## begin PROVIDED MATERIAL

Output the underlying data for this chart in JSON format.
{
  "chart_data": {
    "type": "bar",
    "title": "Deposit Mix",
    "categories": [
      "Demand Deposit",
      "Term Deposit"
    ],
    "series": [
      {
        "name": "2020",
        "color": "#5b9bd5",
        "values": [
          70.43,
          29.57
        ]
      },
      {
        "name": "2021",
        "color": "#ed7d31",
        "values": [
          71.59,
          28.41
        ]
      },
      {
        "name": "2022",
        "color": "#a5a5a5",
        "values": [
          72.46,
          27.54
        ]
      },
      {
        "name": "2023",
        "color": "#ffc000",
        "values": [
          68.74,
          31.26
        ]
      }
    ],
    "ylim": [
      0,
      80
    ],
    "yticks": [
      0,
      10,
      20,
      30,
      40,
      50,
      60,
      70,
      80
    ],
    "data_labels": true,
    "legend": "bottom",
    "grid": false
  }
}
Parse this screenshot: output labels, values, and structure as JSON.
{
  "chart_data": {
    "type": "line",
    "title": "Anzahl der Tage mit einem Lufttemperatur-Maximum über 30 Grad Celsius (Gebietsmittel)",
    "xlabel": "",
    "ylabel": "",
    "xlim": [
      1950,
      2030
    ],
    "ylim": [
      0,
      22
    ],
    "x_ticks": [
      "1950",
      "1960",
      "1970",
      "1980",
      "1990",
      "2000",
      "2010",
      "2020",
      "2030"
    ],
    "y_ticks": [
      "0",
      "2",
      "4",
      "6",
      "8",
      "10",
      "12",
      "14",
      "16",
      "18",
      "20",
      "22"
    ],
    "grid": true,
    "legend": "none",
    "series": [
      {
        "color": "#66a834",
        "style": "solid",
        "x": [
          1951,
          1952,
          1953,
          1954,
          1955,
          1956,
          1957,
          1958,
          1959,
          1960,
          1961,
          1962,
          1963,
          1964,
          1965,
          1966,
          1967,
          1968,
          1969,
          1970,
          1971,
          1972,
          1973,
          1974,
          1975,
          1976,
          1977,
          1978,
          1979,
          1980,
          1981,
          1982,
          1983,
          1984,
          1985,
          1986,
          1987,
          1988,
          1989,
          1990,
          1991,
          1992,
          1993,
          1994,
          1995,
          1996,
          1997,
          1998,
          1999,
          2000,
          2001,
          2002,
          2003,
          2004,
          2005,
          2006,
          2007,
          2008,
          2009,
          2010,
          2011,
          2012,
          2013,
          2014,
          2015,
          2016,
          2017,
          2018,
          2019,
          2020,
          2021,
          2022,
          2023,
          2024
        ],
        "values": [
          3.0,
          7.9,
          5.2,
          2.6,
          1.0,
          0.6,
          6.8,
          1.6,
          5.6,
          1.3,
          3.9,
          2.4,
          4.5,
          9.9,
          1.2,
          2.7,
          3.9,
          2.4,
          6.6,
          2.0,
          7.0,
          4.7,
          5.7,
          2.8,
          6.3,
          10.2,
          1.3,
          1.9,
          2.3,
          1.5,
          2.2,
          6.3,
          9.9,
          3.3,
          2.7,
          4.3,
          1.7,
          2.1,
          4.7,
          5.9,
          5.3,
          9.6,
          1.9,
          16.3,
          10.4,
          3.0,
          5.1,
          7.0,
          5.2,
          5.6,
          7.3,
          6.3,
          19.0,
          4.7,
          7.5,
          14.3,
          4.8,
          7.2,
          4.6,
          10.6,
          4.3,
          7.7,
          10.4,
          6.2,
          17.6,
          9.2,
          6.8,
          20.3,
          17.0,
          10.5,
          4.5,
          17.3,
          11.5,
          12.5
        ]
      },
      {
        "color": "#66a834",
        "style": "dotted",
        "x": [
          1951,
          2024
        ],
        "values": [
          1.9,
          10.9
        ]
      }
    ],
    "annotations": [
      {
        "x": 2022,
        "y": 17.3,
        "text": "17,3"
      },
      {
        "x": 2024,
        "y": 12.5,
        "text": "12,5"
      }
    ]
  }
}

## end PROVIDED MATERIAL

> [AIM]: Transcribe every line of the data, exactly as it stands.

> [IN RESPONSE]:
Output the underlying data for this chart in JSON format.
{
  "chart_data": {
    "type": "bar",
    "title": "Deposit Mix",
    "categories": [
      "Demand Deposit",
      "Term Deposit"
    ],
    "series": [
      {
        "name": "2020",
        "color": "#5b9bd5",
        "values": [
          70.43,
          29.57
        ]
      },
      {
        "name": "2021",
        "color": "#ed7d31",
        "values": [
          71.59,
          28.41
        ]
      },
      {
        "name": "2022",
        "color": "#a5a5a5",
        "values": [
          72.46,
          27.54
        ]
      },
      {
        "name": "2023",
        "color": "#ffc000",
        "values": [
          68.74,
          31.26
        ]
      }
    ],
    "ylim": [
      0,
      80
    ],
    "yticks": [
      0,
      10,
      20,
      30,
      40,
      50,
      60,
      70,
      80
    ],
    "data_labels": true,
    "legend": "bottom",
    "grid": false
  }
}
Parse this screenshot: output labels, values, and structure as JSON.
{
  "chart_data": {
    "type": "line",
    "title": "Anzahl der Tage mit einem Lufttemperatur-Maximum über 30 Grad Celsius (Gebietsmittel)",
    "xlabel": "",
    "ylabel": "",
    "xlim": [
      1950,
      2030
    ],
    "ylim": [
      0,
      22
    ],
    "x_ticks": [
      "1950",
      "1960",
      "1970",
      "1980",
      "1990",
      "2000",
      "2010",
      "2020",
      "2030"
    ],
    "y_ticks": [
      "0",
      "2",
      "4",
      "6",
      "8",
      "10",
      "12",
      "14",
      "16",
      "18",
      "20",
      "22"
    ],
    "grid": true,
    "legend": "none",
    "series": [
      {
        "color": "#66a834",
        "style": "solid",
        "x": [
          1951,
          1952,
          1953,
          1954,
          1955,
          1956,
          1957,
          1958,
          1959,
          1960,
          1961,
          1962,
          1963,
          1964,
          1965,
          1966,
          1967,
          1968,
          1969,
          1970,
          1971,
          1972,
          1973,
          1974,
          1975,
          1976,
          1977,
          1978,
          1979,
          1980,
          1981,
          1982,
          1983,
          1984,
          1985,
          1986,
          1987,
          1988,
          1989,
          1990,
          1991,
          1992,
          1993,
          1994,
          1995,
          1996,
          1997,
          1998,
          1999,
          2000,
          2001,
          2002,
          2003,
          2004,
          2005,
          2006,
          2007,
          2008,
          2009,
          2010,
          2011,
          2012,
          2013,
          2014,
          2015,
          2016,
          2017,
          2018,
          2019,
          2020,
          2021,
          2022,
          2023,
          2024
        ],
        "values": [
          3.0,
          7.9,
          5.2,
          2.6,
          1.0,
          0.6,
          6.8,
          1.6,
          5.6,
          1.3,
          3.9,
          2.4,
          4.5,
          9.9,
          1.2,
          2.7,
          3.9,
          2.4,
          6.6,
          2.0,
          7.0,
          4.7,
          5.7,
          2.8,
          6.3,
          10.2,
          1.3,
          1.9,
          2.3,
          1.5,
          2.2,
          6.3,
          9.9,
          3.3,
          2.7,
          4.3,
          1.7,
          2.1,
          4.7,
          5.9,
          5.3,
          9.6,
          1.9,
          16.3,
          10.4,
          3.0,
          5.1,
          7.0,
          5.2,
          5.6,
          7.3,
          6.3,
          19.0,
          4.7,
          7.5,
          14.3,
          4.8,
          7.2,
          4.6,
          10.6,
          4.3,
          7.7,
          10.4,
          6.2,
          17.6,
          9.2,
          6.8,
          20.3,
          17.0,
          10.5,
          4.5,
          17.3,
          11.5,
          12.5
        ]
      },
      {
        "color": "#66a834",
        "style": "dotted",
        "x": [
          1951,
          2024
        ],
        "values": [
          1.9,
          10.9
        ]
      }
    ],
    "annotations": [
      {
        "x": 2022,
        "y": 17.3,
        "text": "17,3"
      },
      {
        "x": 2024,
        "y": 12.5,
        "text": "12,5"
      }
    ]
  }
}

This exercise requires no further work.